Exercise brief: Give the number of lines that include the string "color", nothing more.

Material for this exercise:

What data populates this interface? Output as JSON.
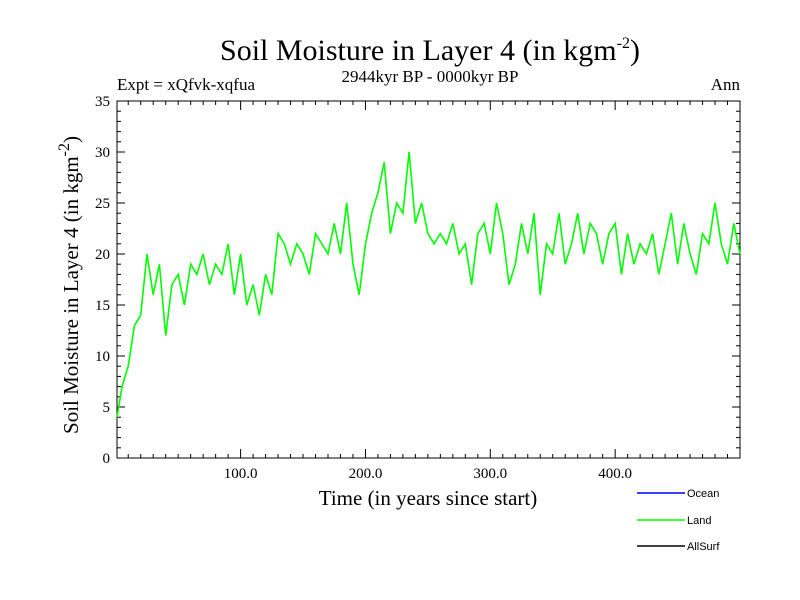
{
  "chart_data": {
    "type": "line",
    "title": "Soil Moisture in Layer 4 (in kgm",
    "title_superscript": "-2",
    "title_close": ")",
    "experiment": "Expt = xQfvk-xqfua",
    "subtitle": "2944kyr BP - 0000kyr BP",
    "season": "Ann",
    "xlabel": "Time (in years since start)",
    "ylabel": "Soil Moisture in Layer 4 (in kgm",
    "ylabel_superscript": "-2",
    "ylabel_close": ")",
    "xlim": [
      1,
      500
    ],
    "ylim": [
      0,
      35
    ],
    "x_ticks": [
      100,
      200,
      300,
      400
    ],
    "x_tick_labels": [
      "100.0",
      "200.0",
      "300.0",
      "400.0"
    ],
    "y_ticks": [
      0,
      5,
      10,
      15,
      20,
      25,
      30,
      35
    ],
    "y_tick_labels": [
      "0",
      "5",
      "10",
      "15",
      "20",
      "25",
      "30",
      "35"
    ],
    "series": [
      {
        "name": "Ocean",
        "color": "#0000ff",
        "values": []
      },
      {
        "name": "Land",
        "color": "#00ff00",
        "x": [
          1,
          5,
          10,
          15,
          20,
          25,
          30,
          35,
          40,
          45,
          50,
          55,
          60,
          65,
          70,
          75,
          80,
          85,
          90,
          95,
          100,
          105,
          110,
          115,
          120,
          125,
          130,
          135,
          140,
          145,
          150,
          155,
          160,
          165,
          170,
          175,
          180,
          185,
          190,
          195,
          200,
          205,
          210,
          215,
          220,
          225,
          230,
          235,
          240,
          245,
          250,
          255,
          260,
          265,
          270,
          275,
          280,
          285,
          290,
          295,
          300,
          305,
          310,
          315,
          320,
          325,
          330,
          335,
          340,
          345,
          350,
          355,
          360,
          365,
          370,
          375,
          380,
          385,
          390,
          395,
          400,
          405,
          410,
          415,
          420,
          425,
          430,
          435,
          440,
          445,
          450,
          455,
          460,
          465,
          470,
          475,
          480,
          485,
          490,
          495,
          500
        ],
        "values": [
          4,
          7,
          9,
          13,
          14,
          20,
          16,
          19,
          12,
          17,
          18,
          15,
          19,
          18,
          20,
          17,
          19,
          18,
          21,
          16,
          20,
          15,
          17,
          14,
          18,
          16,
          22,
          21,
          19,
          21,
          20,
          18,
          22,
          21,
          20,
          23,
          20,
          25,
          19,
          16,
          21,
          24,
          26,
          29,
          22,
          25,
          24,
          30,
          23,
          25,
          22,
          21,
          22,
          21,
          23,
          20,
          21,
          17,
          22,
          23,
          20,
          25,
          22,
          17,
          19,
          23,
          20,
          24,
          16,
          21,
          20,
          24,
          19,
          21,
          24,
          20,
          23,
          22,
          19,
          22,
          23,
          18,
          22,
          19,
          21,
          20,
          22,
          18,
          21,
          24,
          19,
          23,
          20,
          18,
          22,
          21,
          25,
          21,
          19,
          23,
          20
        ]
      },
      {
        "name": "AllSurf",
        "color": "#000000",
        "values": []
      }
    ],
    "legend_position": "bottom-right"
  }
}
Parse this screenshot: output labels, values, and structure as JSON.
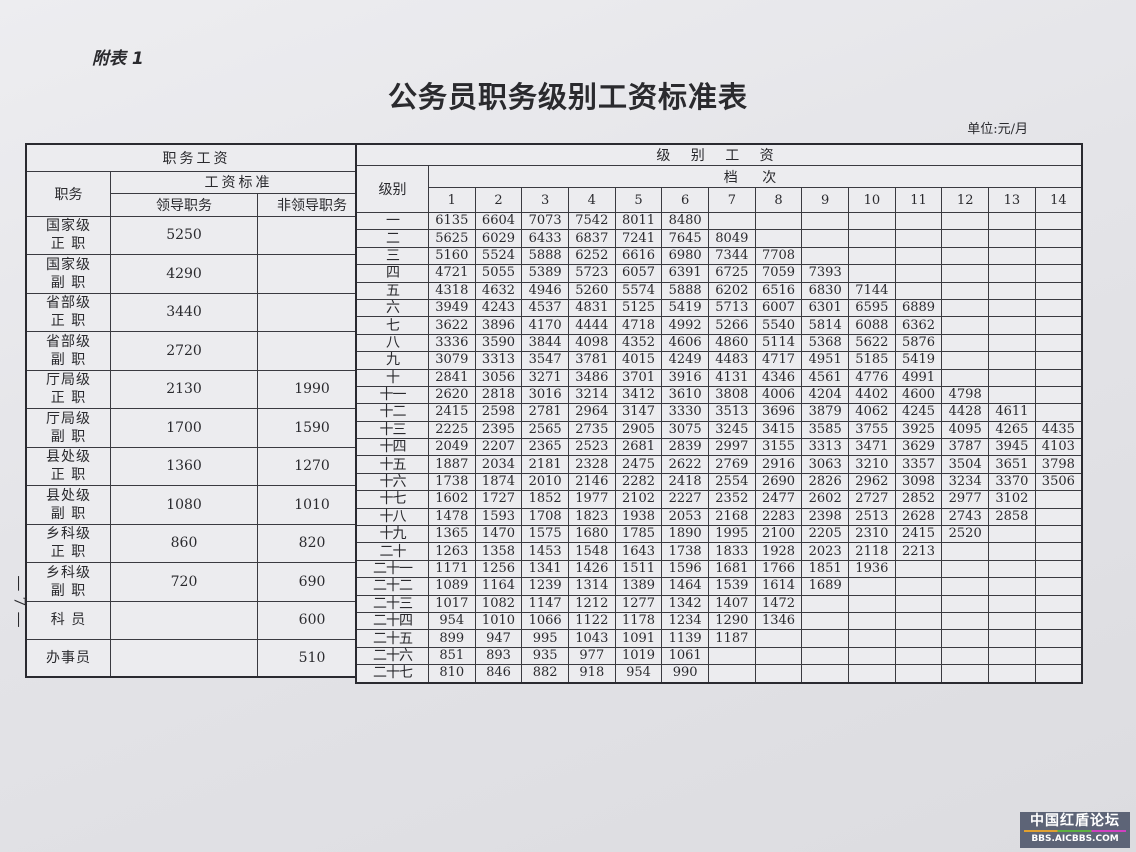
{
  "appendix_label": "附表 1",
  "title": "公务员职务级别工资标准表",
  "unit": "单位:元/月",
  "page_number": "— 7 —",
  "left_table": {
    "title": "职务工资",
    "col_position": "职务",
    "col_standard": "工资标准",
    "col_leader": "领导职务",
    "col_nonleader": "非领导职务",
    "rows": [
      {
        "position": [
          "国家级",
          "正 职"
        ],
        "leader": "5250",
        "nonleader": ""
      },
      {
        "position": [
          "国家级",
          "副 职"
        ],
        "leader": "4290",
        "nonleader": ""
      },
      {
        "position": [
          "省部级",
          "正 职"
        ],
        "leader": "3440",
        "nonleader": ""
      },
      {
        "position": [
          "省部级",
          "副 职"
        ],
        "leader": "2720",
        "nonleader": ""
      },
      {
        "position": [
          "厅局级",
          "正 职"
        ],
        "leader": "2130",
        "nonleader": "1990"
      },
      {
        "position": [
          "厅局级",
          "副 职"
        ],
        "leader": "1700",
        "nonleader": "1590"
      },
      {
        "position": [
          "县处级",
          "正 职"
        ],
        "leader": "1360",
        "nonleader": "1270"
      },
      {
        "position": [
          "县处级",
          "副 职"
        ],
        "leader": "1080",
        "nonleader": "1010"
      },
      {
        "position": [
          "乡科级",
          "正 职"
        ],
        "leader": "860",
        "nonleader": "820"
      },
      {
        "position": [
          "乡科级",
          "副 职"
        ],
        "leader": "720",
        "nonleader": "690"
      },
      {
        "position": [
          "科 员"
        ],
        "leader": "",
        "nonleader": "600"
      },
      {
        "position": [
          "办事员"
        ],
        "leader": "",
        "nonleader": "510"
      }
    ]
  },
  "right_table": {
    "title": "级 别 工 资",
    "col_level": "级别",
    "col_step": "档 次",
    "steps": [
      "1",
      "2",
      "3",
      "4",
      "5",
      "6",
      "7",
      "8",
      "9",
      "10",
      "11",
      "12",
      "13",
      "14"
    ],
    "rows": [
      {
        "level": "一",
        "values": [
          "6135",
          "6604",
          "7073",
          "7542",
          "8011",
          "8480"
        ]
      },
      {
        "level": "二",
        "values": [
          "5625",
          "6029",
          "6433",
          "6837",
          "7241",
          "7645",
          "8049"
        ]
      },
      {
        "level": "三",
        "values": [
          "5160",
          "5524",
          "5888",
          "6252",
          "6616",
          "6980",
          "7344",
          "7708"
        ]
      },
      {
        "level": "四",
        "values": [
          "4721",
          "5055",
          "5389",
          "5723",
          "6057",
          "6391",
          "6725",
          "7059",
          "7393"
        ]
      },
      {
        "level": "五",
        "values": [
          "4318",
          "4632",
          "4946",
          "5260",
          "5574",
          "5888",
          "6202",
          "6516",
          "6830",
          "7144"
        ]
      },
      {
        "level": "六",
        "values": [
          "3949",
          "4243",
          "4537",
          "4831",
          "5125",
          "5419",
          "5713",
          "6007",
          "6301",
          "6595",
          "6889"
        ]
      },
      {
        "level": "七",
        "values": [
          "3622",
          "3896",
          "4170",
          "4444",
          "4718",
          "4992",
          "5266",
          "5540",
          "5814",
          "6088",
          "6362"
        ]
      },
      {
        "level": "八",
        "values": [
          "3336",
          "3590",
          "3844",
          "4098",
          "4352",
          "4606",
          "4860",
          "5114",
          "5368",
          "5622",
          "5876"
        ]
      },
      {
        "level": "九",
        "values": [
          "3079",
          "3313",
          "3547",
          "3781",
          "4015",
          "4249",
          "4483",
          "4717",
          "4951",
          "5185",
          "5419"
        ]
      },
      {
        "level": "十",
        "values": [
          "2841",
          "3056",
          "3271",
          "3486",
          "3701",
          "3916",
          "4131",
          "4346",
          "4561",
          "4776",
          "4991"
        ]
      },
      {
        "level": "十一",
        "values": [
          "2620",
          "2818",
          "3016",
          "3214",
          "3412",
          "3610",
          "3808",
          "4006",
          "4204",
          "4402",
          "4600",
          "4798"
        ]
      },
      {
        "level": "十二",
        "values": [
          "2415",
          "2598",
          "2781",
          "2964",
          "3147",
          "3330",
          "3513",
          "3696",
          "3879",
          "4062",
          "4245",
          "4428",
          "4611"
        ]
      },
      {
        "level": "十三",
        "values": [
          "2225",
          "2395",
          "2565",
          "2735",
          "2905",
          "3075",
          "3245",
          "3415",
          "3585",
          "3755",
          "3925",
          "4095",
          "4265",
          "4435"
        ]
      },
      {
        "level": "十四",
        "values": [
          "2049",
          "2207",
          "2365",
          "2523",
          "2681",
          "2839",
          "2997",
          "3155",
          "3313",
          "3471",
          "3629",
          "3787",
          "3945",
          "4103"
        ]
      },
      {
        "level": "十五",
        "values": [
          "1887",
          "2034",
          "2181",
          "2328",
          "2475",
          "2622",
          "2769",
          "2916",
          "3063",
          "3210",
          "3357",
          "3504",
          "3651",
          "3798"
        ]
      },
      {
        "level": "十六",
        "values": [
          "1738",
          "1874",
          "2010",
          "2146",
          "2282",
          "2418",
          "2554",
          "2690",
          "2826",
          "2962",
          "3098",
          "3234",
          "3370",
          "3506"
        ]
      },
      {
        "level": "十七",
        "values": [
          "1602",
          "1727",
          "1852",
          "1977",
          "2102",
          "2227",
          "2352",
          "2477",
          "2602",
          "2727",
          "2852",
          "2977",
          "3102"
        ]
      },
      {
        "level": "十八",
        "values": [
          "1478",
          "1593",
          "1708",
          "1823",
          "1938",
          "2053",
          "2168",
          "2283",
          "2398",
          "2513",
          "2628",
          "2743",
          "2858"
        ]
      },
      {
        "level": "十九",
        "values": [
          "1365",
          "1470",
          "1575",
          "1680",
          "1785",
          "1890",
          "1995",
          "2100",
          "2205",
          "2310",
          "2415",
          "2520"
        ]
      },
      {
        "level": "二十",
        "values": [
          "1263",
          "1358",
          "1453",
          "1548",
          "1643",
          "1738",
          "1833",
          "1928",
          "2023",
          "2118",
          "2213"
        ]
      },
      {
        "level": "二十一",
        "values": [
          "1171",
          "1256",
          "1341",
          "1426",
          "1511",
          "1596",
          "1681",
          "1766",
          "1851",
          "1936"
        ]
      },
      {
        "level": "二十二",
        "values": [
          "1089",
          "1164",
          "1239",
          "1314",
          "1389",
          "1464",
          "1539",
          "1614",
          "1689"
        ]
      },
      {
        "level": "二十三",
        "values": [
          "1017",
          "1082",
          "1147",
          "1212",
          "1277",
          "1342",
          "1407",
          "1472"
        ]
      },
      {
        "level": "二十四",
        "values": [
          "954",
          "1010",
          "1066",
          "1122",
          "1178",
          "1234",
          "1290",
          "1346"
        ]
      },
      {
        "level": "二十五",
        "values": [
          "899",
          "947",
          "995",
          "1043",
          "1091",
          "1139",
          "1187"
        ]
      },
      {
        "level": "二十六",
        "values": [
          "851",
          "893",
          "935",
          "977",
          "1019",
          "1061"
        ]
      },
      {
        "level": "二十七",
        "values": [
          "810",
          "846",
          "882",
          "918",
          "954",
          "990"
        ]
      }
    ]
  },
  "watermark": {
    "line1": "中国红盾论坛",
    "line2": "BBS.AICBBS.COM"
  }
}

Output of the exercise: 3